### TASK TO CARRY OUT
Report how many lines in the records below contain the word "title". Give only the number.

--- begin ENTRIES PROVIDED ---

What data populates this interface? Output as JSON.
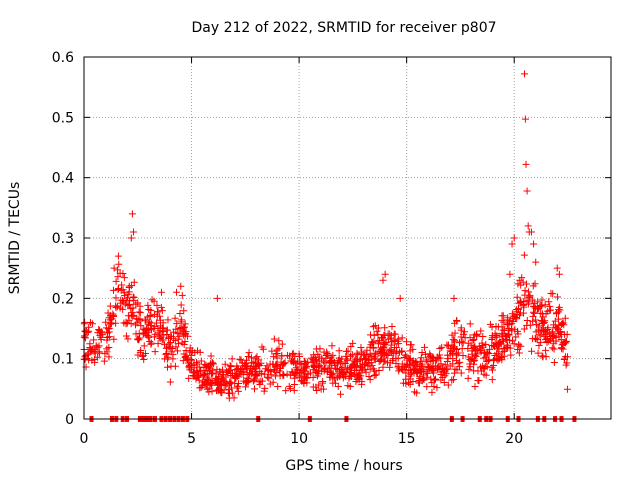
{
  "chart_data": {
    "type": "scatter",
    "title": "Day 212 of 2022, SRMTID for receiver p807",
    "xlabel": "GPS time / hours",
    "ylabel": "SRMTID / TECUs",
    "xlim": [
      0,
      24.5
    ],
    "ylim": [
      0,
      0.6
    ],
    "xticks": [
      0,
      5,
      10,
      15,
      20
    ],
    "yticks": [
      0,
      0.1,
      0.2,
      0.3,
      0.4,
      0.5,
      0.6
    ],
    "grid": true,
    "marker": "+",
    "series_color": "#ff0000",
    "envelope": [
      [
        0.0,
        0.12,
        0.04
      ],
      [
        0.5,
        0.12,
        0.04
      ],
      [
        0.8,
        0.14,
        0.04
      ],
      [
        1.0,
        0.12,
        0.04
      ],
      [
        1.3,
        0.17,
        0.05
      ],
      [
        1.6,
        0.21,
        0.05
      ],
      [
        2.0,
        0.18,
        0.05
      ],
      [
        2.3,
        0.21,
        0.06
      ],
      [
        2.7,
        0.13,
        0.04
      ],
      [
        3.0,
        0.15,
        0.04
      ],
      [
        3.5,
        0.15,
        0.04
      ],
      [
        4.0,
        0.12,
        0.04
      ],
      [
        4.5,
        0.15,
        0.05
      ],
      [
        5.0,
        0.09,
        0.03
      ],
      [
        5.5,
        0.075,
        0.025
      ],
      [
        6.0,
        0.07,
        0.025
      ],
      [
        6.5,
        0.065,
        0.025
      ],
      [
        7.0,
        0.07,
        0.025
      ],
      [
        8.0,
        0.085,
        0.03
      ],
      [
        9.0,
        0.09,
        0.03
      ],
      [
        10.0,
        0.08,
        0.03
      ],
      [
        11.0,
        0.085,
        0.03
      ],
      [
        12.0,
        0.085,
        0.03
      ],
      [
        13.0,
        0.09,
        0.03
      ],
      [
        13.7,
        0.11,
        0.04
      ],
      [
        14.0,
        0.12,
        0.04
      ],
      [
        14.5,
        0.11,
        0.04
      ],
      [
        15.0,
        0.09,
        0.03
      ],
      [
        15.5,
        0.08,
        0.03
      ],
      [
        16.0,
        0.085,
        0.03
      ],
      [
        16.5,
        0.08,
        0.03
      ],
      [
        17.0,
        0.11,
        0.04
      ],
      [
        17.5,
        0.12,
        0.04
      ],
      [
        18.0,
        0.11,
        0.04
      ],
      [
        18.5,
        0.1,
        0.035
      ],
      [
        19.0,
        0.11,
        0.04
      ],
      [
        19.5,
        0.13,
        0.04
      ],
      [
        20.0,
        0.16,
        0.05
      ],
      [
        20.5,
        0.2,
        0.06
      ],
      [
        21.0,
        0.17,
        0.05
      ],
      [
        21.5,
        0.15,
        0.05
      ],
      [
        22.0,
        0.16,
        0.05
      ],
      [
        22.5,
        0.1,
        0.04
      ]
    ],
    "outliers": [
      [
        0.3,
        0.16
      ],
      [
        1.4,
        0.25
      ],
      [
        1.6,
        0.27
      ],
      [
        2.2,
        0.3
      ],
      [
        2.25,
        0.34
      ],
      [
        2.3,
        0.31
      ],
      [
        3.6,
        0.21
      ],
      [
        4.3,
        0.21
      ],
      [
        4.5,
        0.22
      ],
      [
        6.2,
        0.2
      ],
      [
        13.9,
        0.23
      ],
      [
        14.0,
        0.24
      ],
      [
        14.7,
        0.2
      ],
      [
        17.2,
        0.2
      ],
      [
        19.8,
        0.24
      ],
      [
        19.9,
        0.29
      ],
      [
        20.0,
        0.3
      ],
      [
        20.48,
        0.572
      ],
      [
        20.52,
        0.497
      ],
      [
        20.55,
        0.422
      ],
      [
        20.6,
        0.378
      ],
      [
        20.65,
        0.32
      ],
      [
        20.7,
        0.31
      ],
      [
        20.8,
        0.31
      ],
      [
        20.9,
        0.29
      ],
      [
        21.0,
        0.26
      ],
      [
        22.0,
        0.25
      ],
      [
        22.1,
        0.24
      ]
    ],
    "zero_points": [
      0.35,
      1.3,
      1.5,
      1.8,
      2.0,
      2.6,
      2.7,
      2.8,
      2.9,
      3.0,
      3.1,
      3.3,
      3.6,
      3.8,
      4.0,
      4.2,
      4.4,
      4.6,
      4.8,
      8.1,
      10.5,
      12.2,
      17.1,
      17.6,
      18.4,
      18.7,
      18.9,
      19.7,
      20.2,
      21.1,
      21.4,
      21.9,
      22.2,
      22.8
    ]
  }
}
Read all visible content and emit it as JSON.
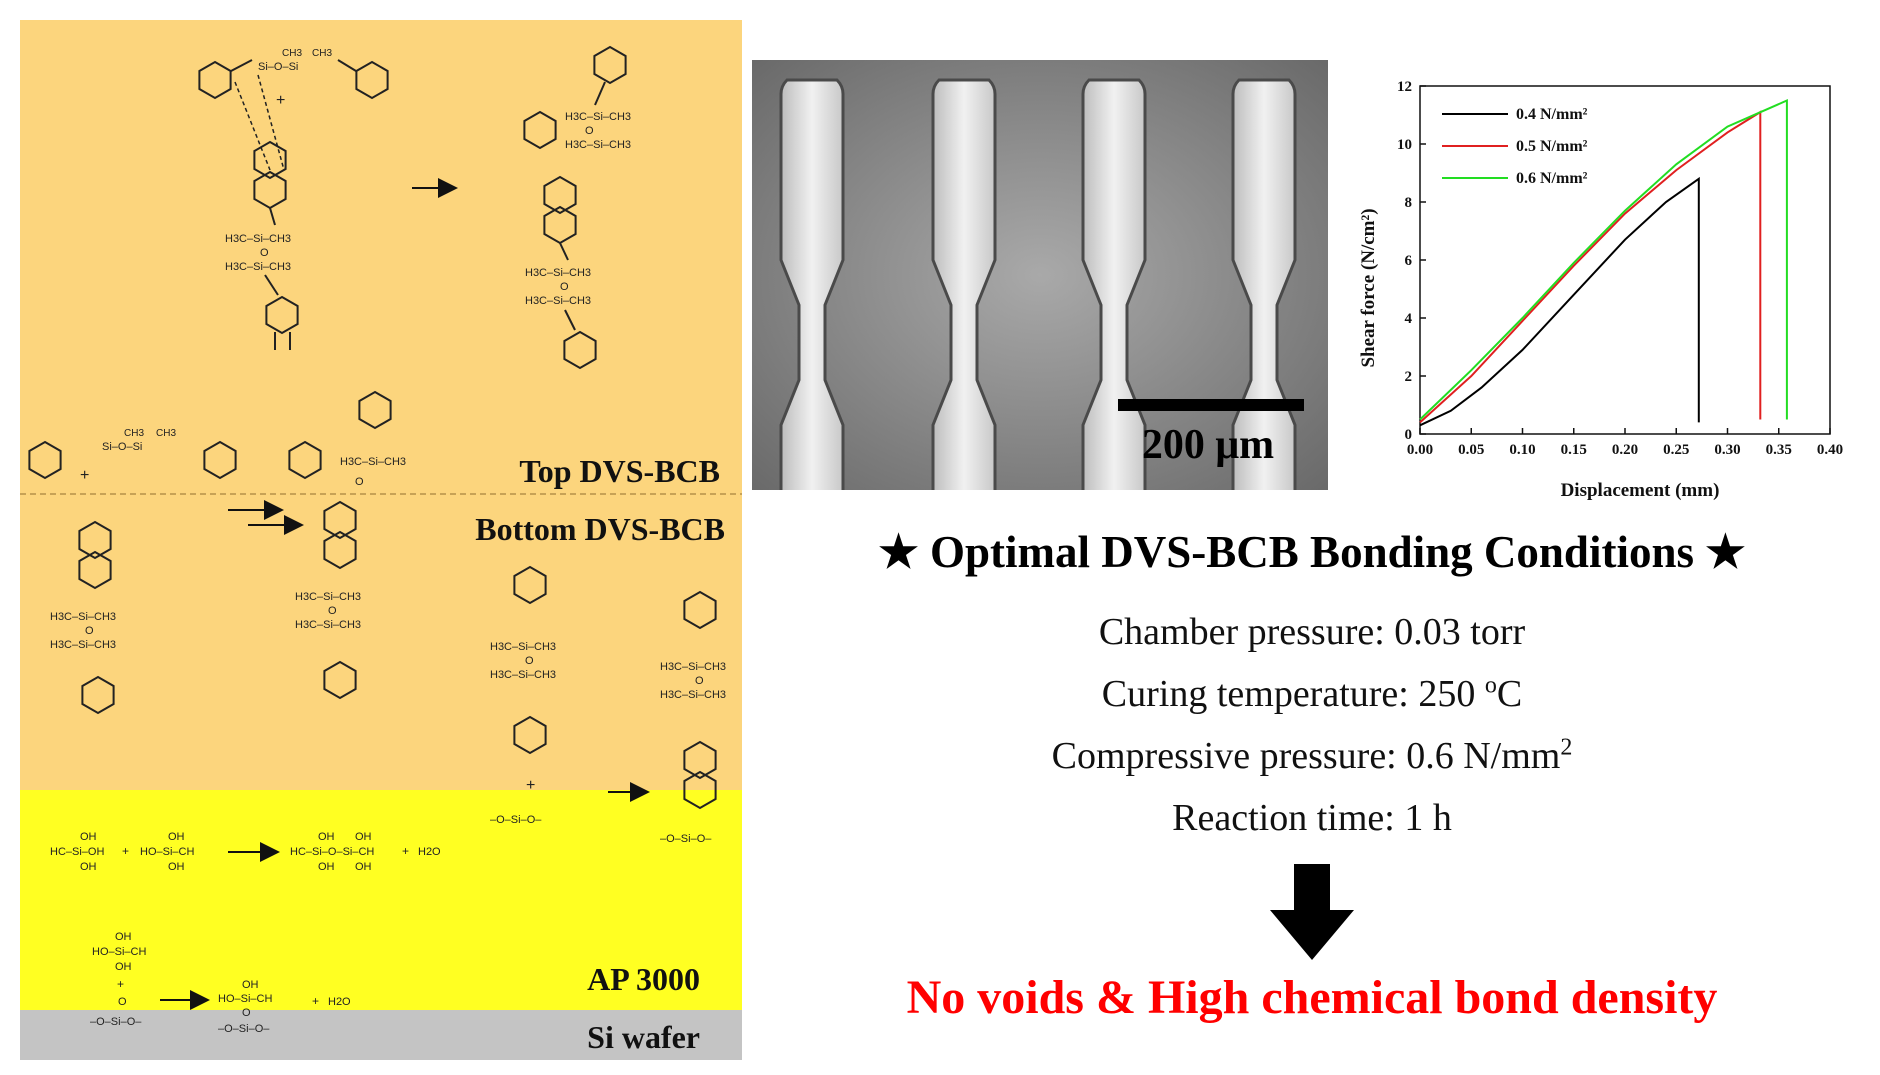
{
  "layers": {
    "top_label": "Top DVS-BCB",
    "bottom_label": "Bottom DVS-BCB",
    "ap_label": "AP 3000",
    "si_label": "Si wafer"
  },
  "colors": {
    "dvs_bcb_layer": "#fcd57d",
    "ap3000_layer": "#ffff22",
    "si_wafer": "#c4c4c4",
    "result_text": "#ff0000"
  },
  "chem": {
    "ch3": "CH3",
    "h3c_si_ch3": "H3C–Si–CH3",
    "o": "O",
    "si_o_si": "Si–O–Si",
    "plus": "+",
    "h2o": "H2O",
    "oh": "OH",
    "ap_reactant_1": "HC–Si–OH",
    "ap_reactant_2": "HO–Si–CH",
    "ap_product": "HC–Si–O–Si–CH",
    "silanol": "HO–Si–CH",
    "surface": "–O–Si–O–"
  },
  "micrograph": {
    "scale_label": "200 μm"
  },
  "chart_data": {
    "type": "line",
    "xlabel": "Displacement (mm)",
    "ylabel": "Shear force (N/cm²)",
    "xlim": [
      0,
      0.4
    ],
    "ylim": [
      0,
      12
    ],
    "xticks": [
      "0.00",
      "0.05",
      "0.10",
      "0.15",
      "0.20",
      "0.25",
      "0.30",
      "0.35",
      "0.40"
    ],
    "yticks": [
      "0",
      "2",
      "4",
      "6",
      "8",
      "10",
      "12"
    ],
    "legend_position": "top-left",
    "series": [
      {
        "name": "0.4 N/mm²",
        "color": "#000000",
        "x": [
          0.0,
          0.03,
          0.06,
          0.1,
          0.15,
          0.2,
          0.24,
          0.272,
          0.272
        ],
        "y": [
          0.3,
          0.8,
          1.6,
          2.9,
          4.8,
          6.7,
          8.0,
          8.8,
          0.4
        ]
      },
      {
        "name": "0.5 N/mm²",
        "color": "#e02020",
        "x": [
          0.0,
          0.05,
          0.1,
          0.15,
          0.2,
          0.25,
          0.3,
          0.332,
          0.332
        ],
        "y": [
          0.4,
          2.0,
          3.9,
          5.8,
          7.6,
          9.1,
          10.4,
          11.1,
          0.5
        ]
      },
      {
        "name": "0.6 N/mm²",
        "color": "#22dd22",
        "x": [
          0.0,
          0.05,
          0.1,
          0.15,
          0.2,
          0.25,
          0.3,
          0.358,
          0.358
        ],
        "y": [
          0.5,
          2.2,
          4.0,
          5.9,
          7.7,
          9.3,
          10.6,
          11.5,
          0.5
        ]
      }
    ]
  },
  "conditions": {
    "title": "★ Optimal DVS-BCB Bonding Conditions ★",
    "chamber": "Chamber pressure: 0.03 torr",
    "curing_prefix": "Curing temperature: 250 ",
    "curing_sup": "o",
    "curing_suffix": "C",
    "compressive_prefix": "Compressive pressure: 0.6 N/mm",
    "compressive_sup": "2",
    "reaction": "Reaction time: 1 h"
  },
  "result": "No voids & High chemical bond density"
}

--- end ENTRIES PROVIDED ---

### ANSWER IN FULL
2